— TASK BRIEF —
Search the data for the word "OSCAR" and copy every line that contains it.

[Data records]
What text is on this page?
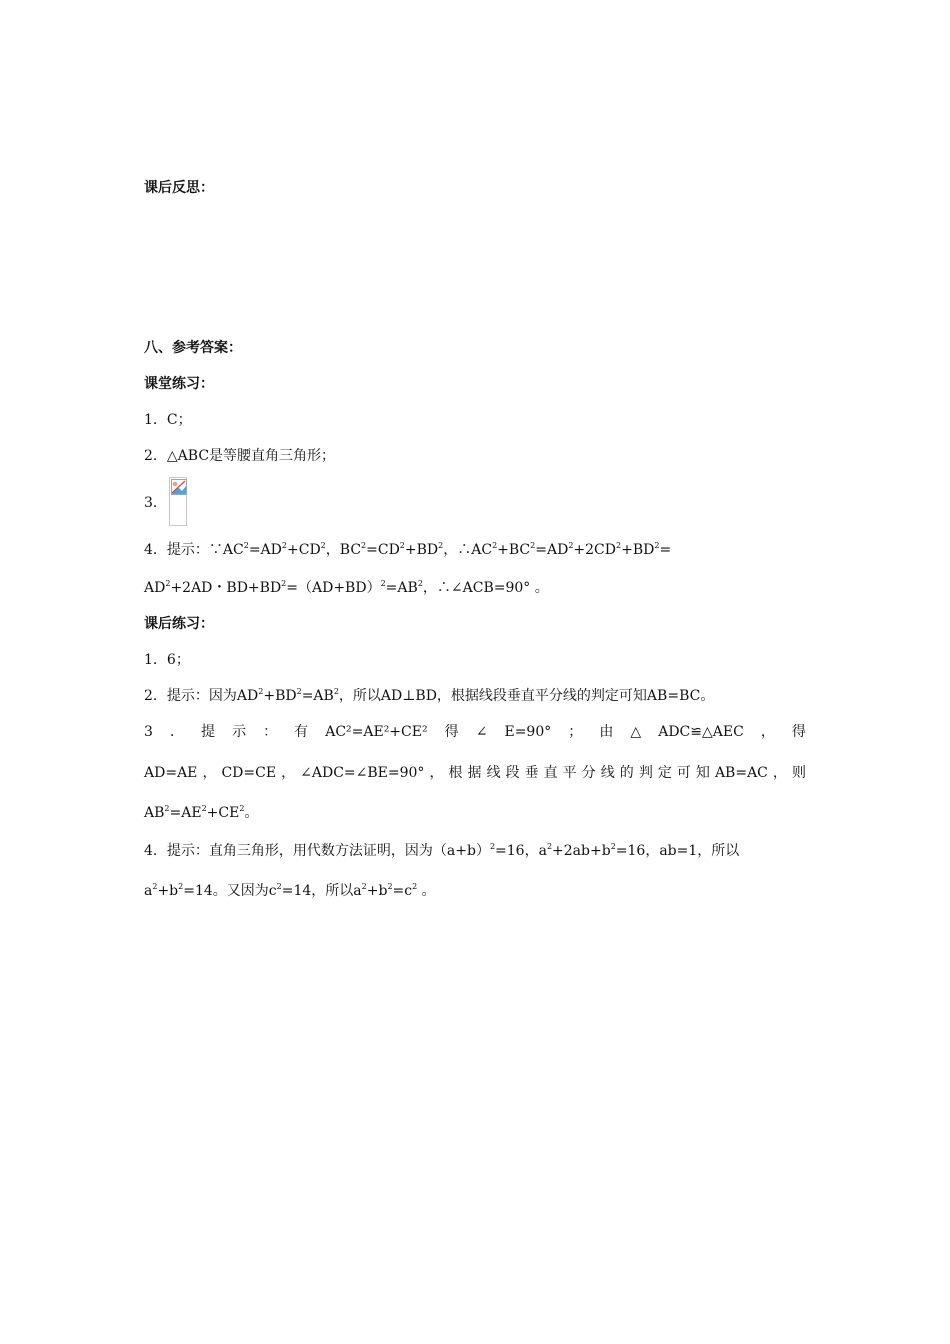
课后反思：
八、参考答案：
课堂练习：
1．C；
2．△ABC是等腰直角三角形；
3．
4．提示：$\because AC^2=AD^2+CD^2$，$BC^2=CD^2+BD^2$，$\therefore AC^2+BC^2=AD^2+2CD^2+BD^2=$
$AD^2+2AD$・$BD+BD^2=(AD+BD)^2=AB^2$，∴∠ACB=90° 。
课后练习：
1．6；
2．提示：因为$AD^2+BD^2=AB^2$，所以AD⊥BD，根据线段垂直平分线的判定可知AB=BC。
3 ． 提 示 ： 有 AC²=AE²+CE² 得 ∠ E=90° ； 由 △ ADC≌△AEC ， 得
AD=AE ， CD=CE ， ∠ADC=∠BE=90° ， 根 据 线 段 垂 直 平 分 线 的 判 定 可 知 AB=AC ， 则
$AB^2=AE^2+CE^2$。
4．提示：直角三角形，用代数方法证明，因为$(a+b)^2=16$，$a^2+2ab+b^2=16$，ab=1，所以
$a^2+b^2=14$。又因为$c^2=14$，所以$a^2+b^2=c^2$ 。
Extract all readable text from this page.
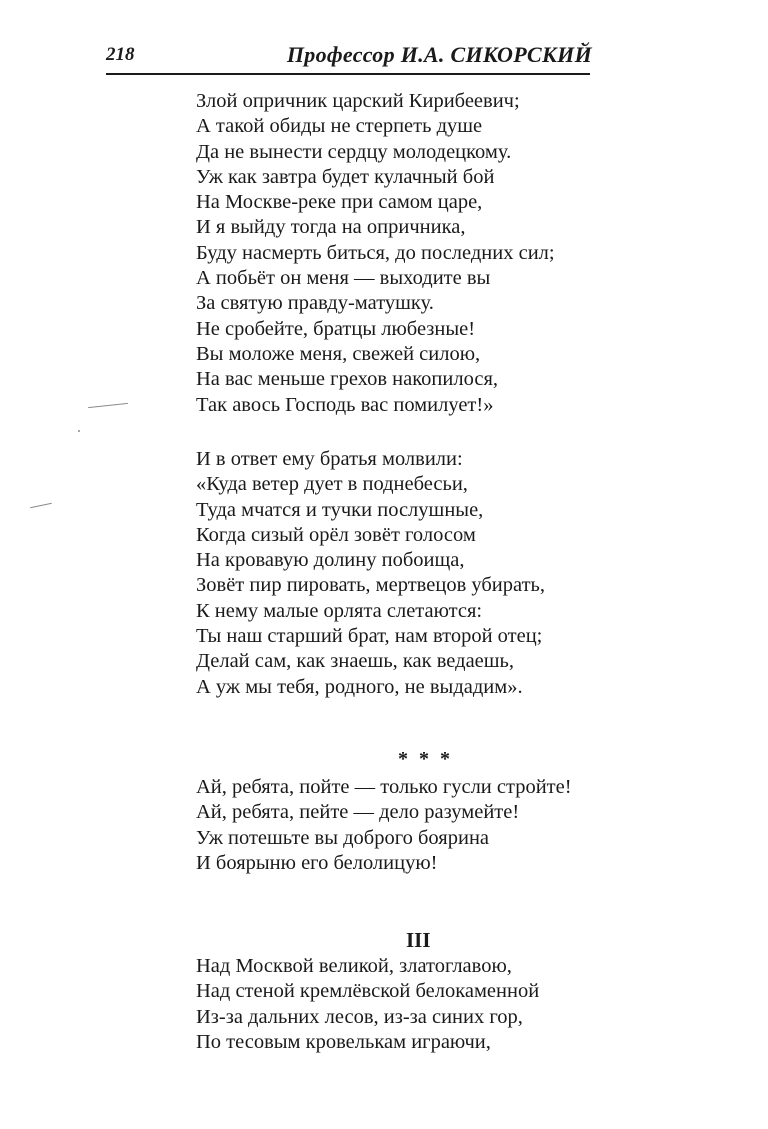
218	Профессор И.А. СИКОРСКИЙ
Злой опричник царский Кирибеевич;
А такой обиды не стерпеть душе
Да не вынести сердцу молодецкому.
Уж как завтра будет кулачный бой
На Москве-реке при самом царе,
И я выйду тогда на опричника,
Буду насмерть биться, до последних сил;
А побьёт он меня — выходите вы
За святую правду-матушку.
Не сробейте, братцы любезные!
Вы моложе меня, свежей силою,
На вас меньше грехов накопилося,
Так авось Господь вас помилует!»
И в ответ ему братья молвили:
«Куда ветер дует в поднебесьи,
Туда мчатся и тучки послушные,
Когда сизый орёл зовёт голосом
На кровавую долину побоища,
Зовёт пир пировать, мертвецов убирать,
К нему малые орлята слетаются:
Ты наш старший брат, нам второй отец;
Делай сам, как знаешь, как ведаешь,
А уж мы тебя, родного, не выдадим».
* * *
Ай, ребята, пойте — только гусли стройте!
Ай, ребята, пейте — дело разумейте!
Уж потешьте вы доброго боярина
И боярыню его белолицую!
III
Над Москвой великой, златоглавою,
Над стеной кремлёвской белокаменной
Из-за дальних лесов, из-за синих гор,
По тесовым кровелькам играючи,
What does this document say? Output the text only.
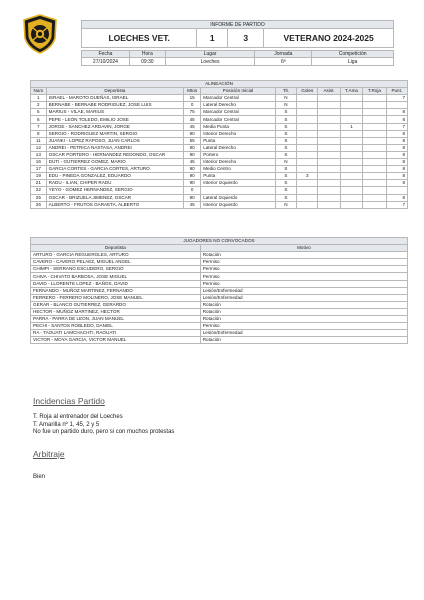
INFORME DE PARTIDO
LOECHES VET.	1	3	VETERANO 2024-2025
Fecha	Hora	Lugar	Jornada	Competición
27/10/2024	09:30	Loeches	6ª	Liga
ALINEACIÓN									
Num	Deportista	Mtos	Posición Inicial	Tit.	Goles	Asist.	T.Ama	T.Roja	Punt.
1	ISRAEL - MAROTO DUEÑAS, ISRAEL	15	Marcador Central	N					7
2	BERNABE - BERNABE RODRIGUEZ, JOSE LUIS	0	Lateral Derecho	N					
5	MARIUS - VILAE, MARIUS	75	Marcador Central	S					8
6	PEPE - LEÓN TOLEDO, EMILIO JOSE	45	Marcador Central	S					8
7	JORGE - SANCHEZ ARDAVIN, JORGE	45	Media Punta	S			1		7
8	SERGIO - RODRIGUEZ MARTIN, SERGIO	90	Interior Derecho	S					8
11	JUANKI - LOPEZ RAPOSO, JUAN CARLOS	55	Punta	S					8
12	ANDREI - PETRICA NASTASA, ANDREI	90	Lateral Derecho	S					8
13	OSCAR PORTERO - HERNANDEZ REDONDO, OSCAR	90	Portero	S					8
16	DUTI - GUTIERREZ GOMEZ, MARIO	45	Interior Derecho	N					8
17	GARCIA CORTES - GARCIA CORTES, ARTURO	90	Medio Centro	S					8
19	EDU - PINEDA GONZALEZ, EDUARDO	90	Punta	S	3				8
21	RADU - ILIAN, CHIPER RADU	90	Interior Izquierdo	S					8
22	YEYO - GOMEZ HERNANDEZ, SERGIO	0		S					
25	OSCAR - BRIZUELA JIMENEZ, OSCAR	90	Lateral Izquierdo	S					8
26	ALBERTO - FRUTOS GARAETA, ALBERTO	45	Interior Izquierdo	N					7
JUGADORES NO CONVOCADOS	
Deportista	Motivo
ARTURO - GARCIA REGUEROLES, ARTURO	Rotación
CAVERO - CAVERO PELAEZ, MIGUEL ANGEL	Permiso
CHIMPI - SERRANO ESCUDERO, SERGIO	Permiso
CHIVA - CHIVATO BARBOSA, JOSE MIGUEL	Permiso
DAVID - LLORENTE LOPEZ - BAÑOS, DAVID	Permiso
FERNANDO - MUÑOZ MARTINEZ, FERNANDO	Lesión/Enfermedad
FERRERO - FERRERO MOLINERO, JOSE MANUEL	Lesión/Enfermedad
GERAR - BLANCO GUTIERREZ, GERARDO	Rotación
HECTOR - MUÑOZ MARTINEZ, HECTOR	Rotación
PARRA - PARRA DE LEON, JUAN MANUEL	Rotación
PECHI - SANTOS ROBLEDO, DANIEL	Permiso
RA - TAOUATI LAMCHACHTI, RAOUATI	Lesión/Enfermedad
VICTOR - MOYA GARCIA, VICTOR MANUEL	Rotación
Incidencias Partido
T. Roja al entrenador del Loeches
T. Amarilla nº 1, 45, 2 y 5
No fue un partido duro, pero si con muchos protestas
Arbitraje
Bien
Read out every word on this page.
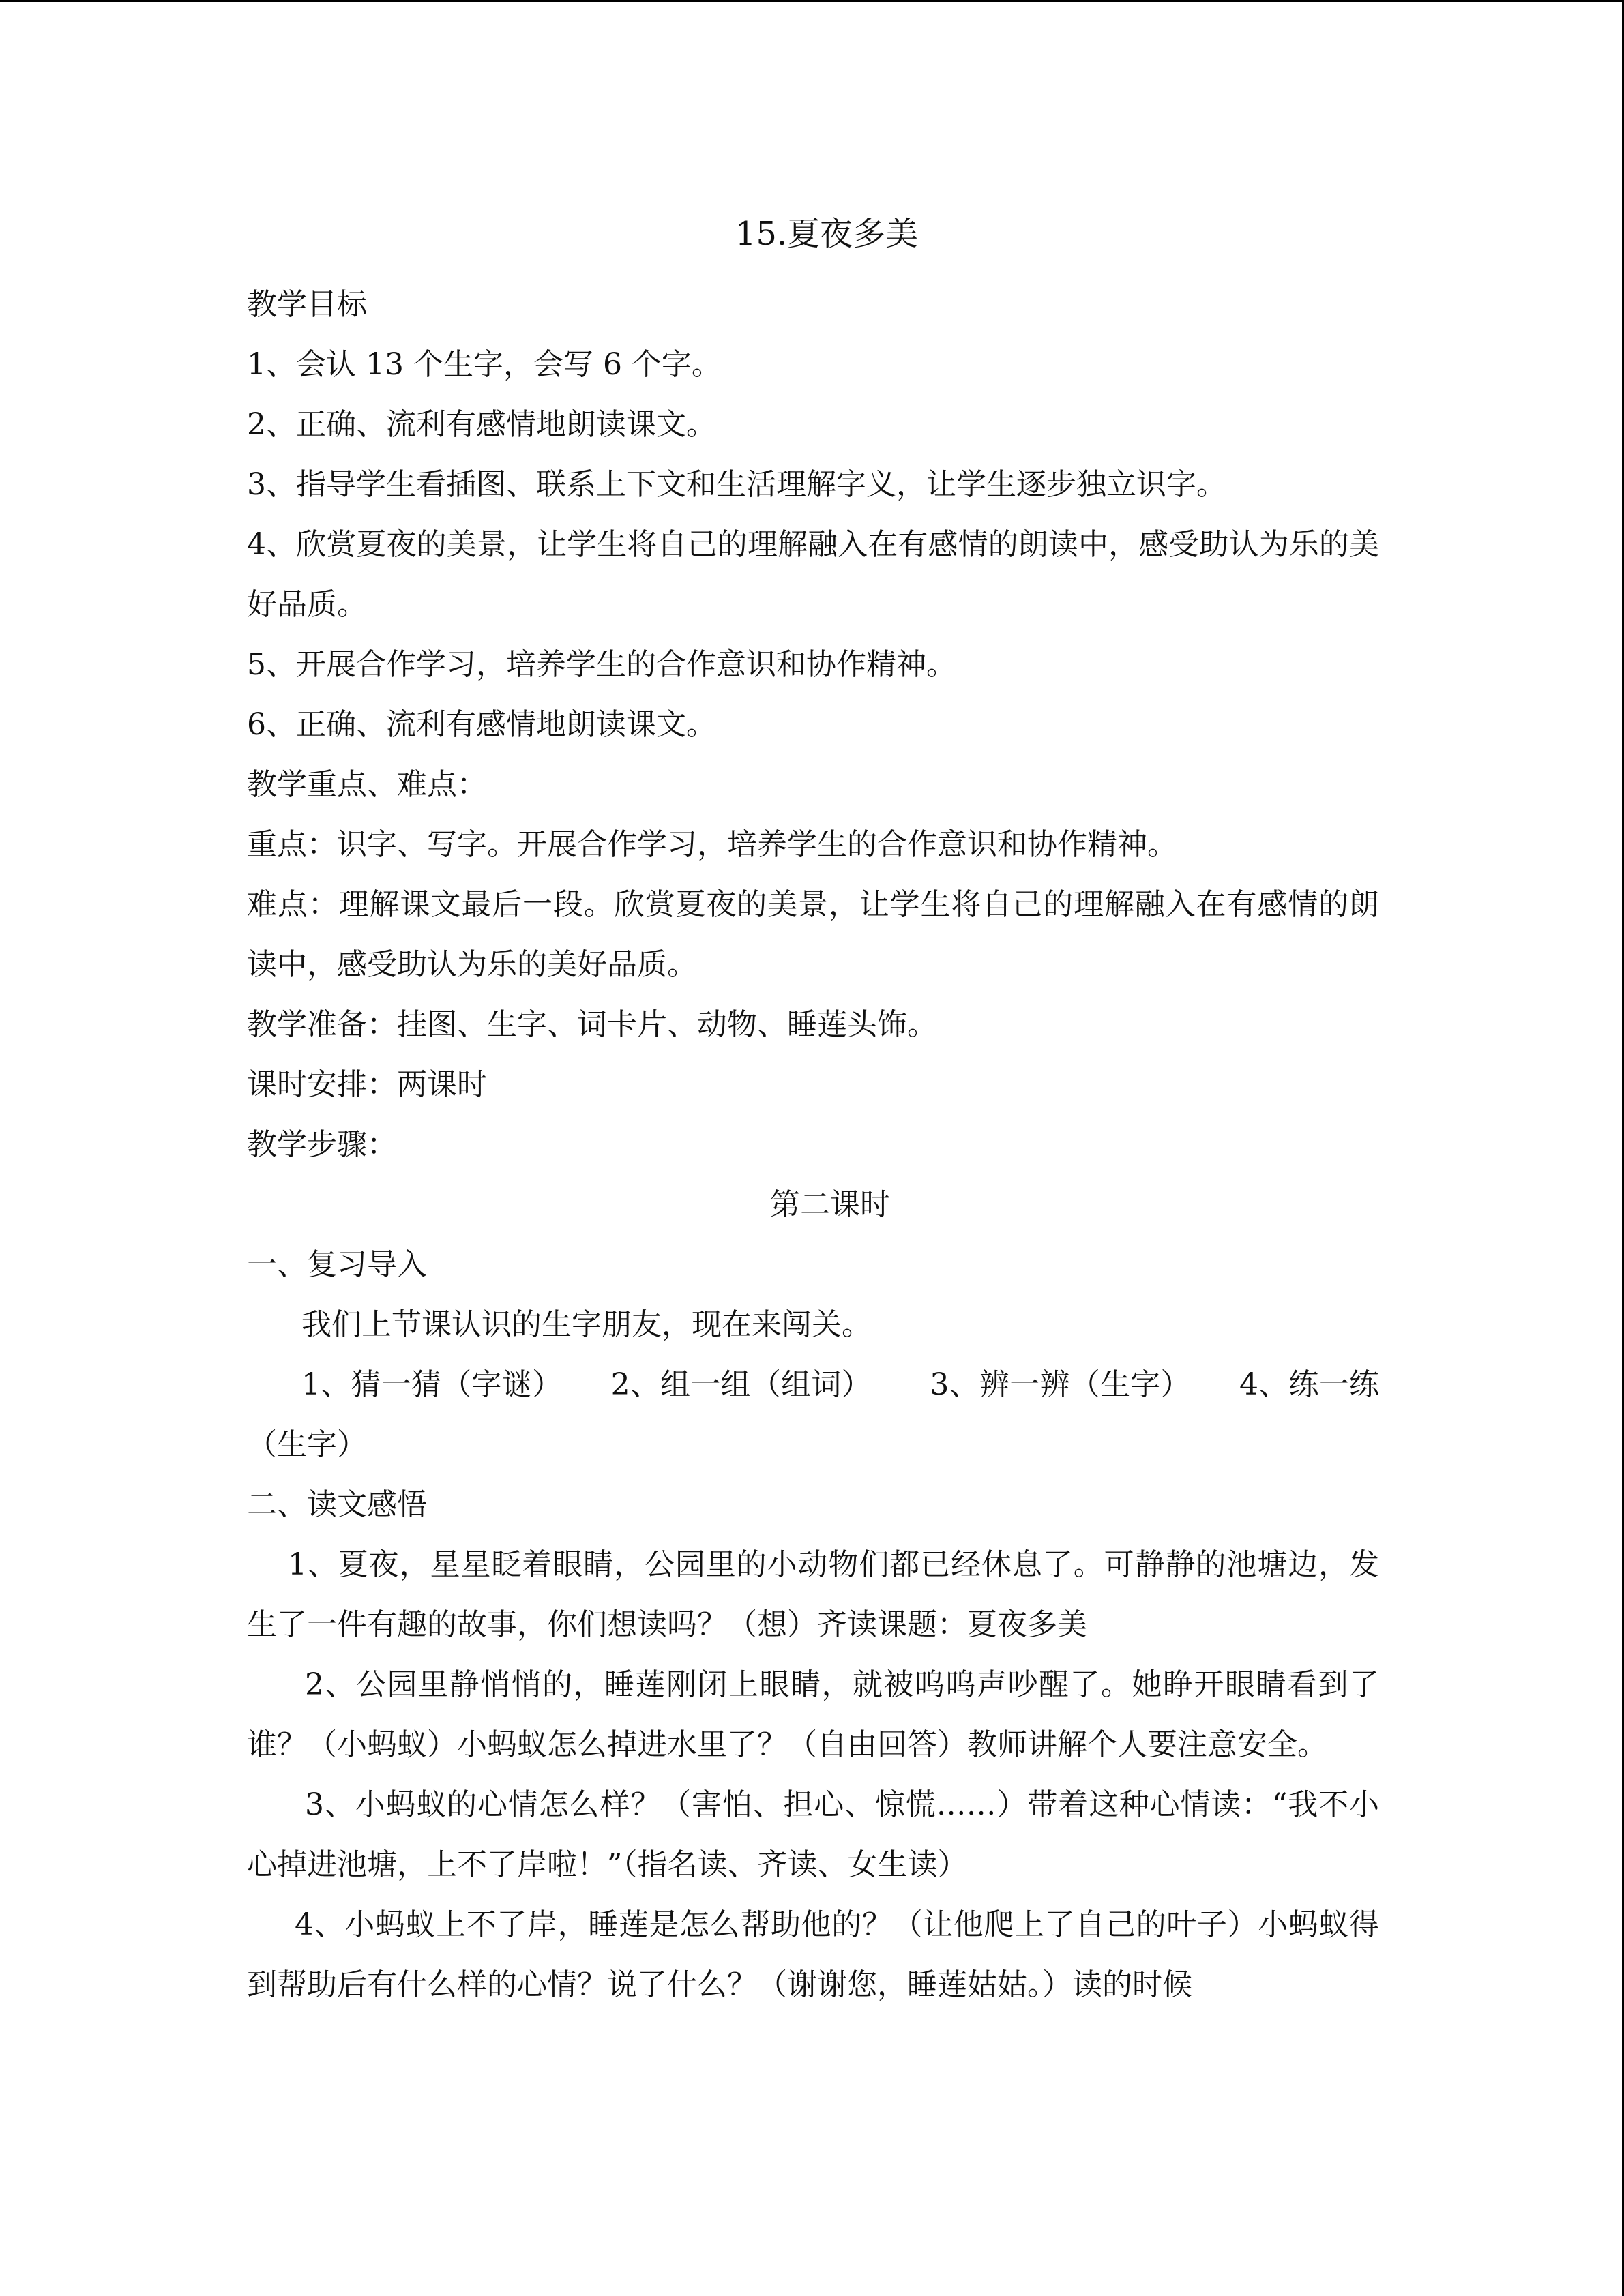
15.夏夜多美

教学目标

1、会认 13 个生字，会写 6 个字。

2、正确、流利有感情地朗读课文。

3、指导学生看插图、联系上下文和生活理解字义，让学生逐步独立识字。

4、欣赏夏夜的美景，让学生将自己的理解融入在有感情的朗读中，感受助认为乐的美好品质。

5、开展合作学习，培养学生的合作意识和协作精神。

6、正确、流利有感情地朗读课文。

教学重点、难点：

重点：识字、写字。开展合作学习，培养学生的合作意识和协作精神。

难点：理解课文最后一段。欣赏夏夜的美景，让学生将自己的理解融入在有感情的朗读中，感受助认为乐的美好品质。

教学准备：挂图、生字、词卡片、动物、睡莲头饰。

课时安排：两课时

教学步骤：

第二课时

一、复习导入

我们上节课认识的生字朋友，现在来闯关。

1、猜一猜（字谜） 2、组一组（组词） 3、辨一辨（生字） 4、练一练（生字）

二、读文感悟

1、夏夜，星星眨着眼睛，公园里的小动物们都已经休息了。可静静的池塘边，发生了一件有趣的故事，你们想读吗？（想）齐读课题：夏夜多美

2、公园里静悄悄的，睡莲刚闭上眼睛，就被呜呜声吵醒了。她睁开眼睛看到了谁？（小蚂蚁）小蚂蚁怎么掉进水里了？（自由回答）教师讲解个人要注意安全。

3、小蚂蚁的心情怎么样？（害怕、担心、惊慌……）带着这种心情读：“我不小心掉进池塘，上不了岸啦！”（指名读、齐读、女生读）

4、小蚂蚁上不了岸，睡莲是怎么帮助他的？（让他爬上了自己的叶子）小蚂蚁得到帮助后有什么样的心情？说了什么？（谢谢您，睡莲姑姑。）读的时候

— RESPONSE TO THIS EXERCISE —
13	OSCAR PORTERO - HERNANDEZ REDONDO, OSCAR	90	Portero	S					8
25	OSCAR - BRIZUELA JIMENEZ, OSCAR	90	Lateral Izquierdo	S					8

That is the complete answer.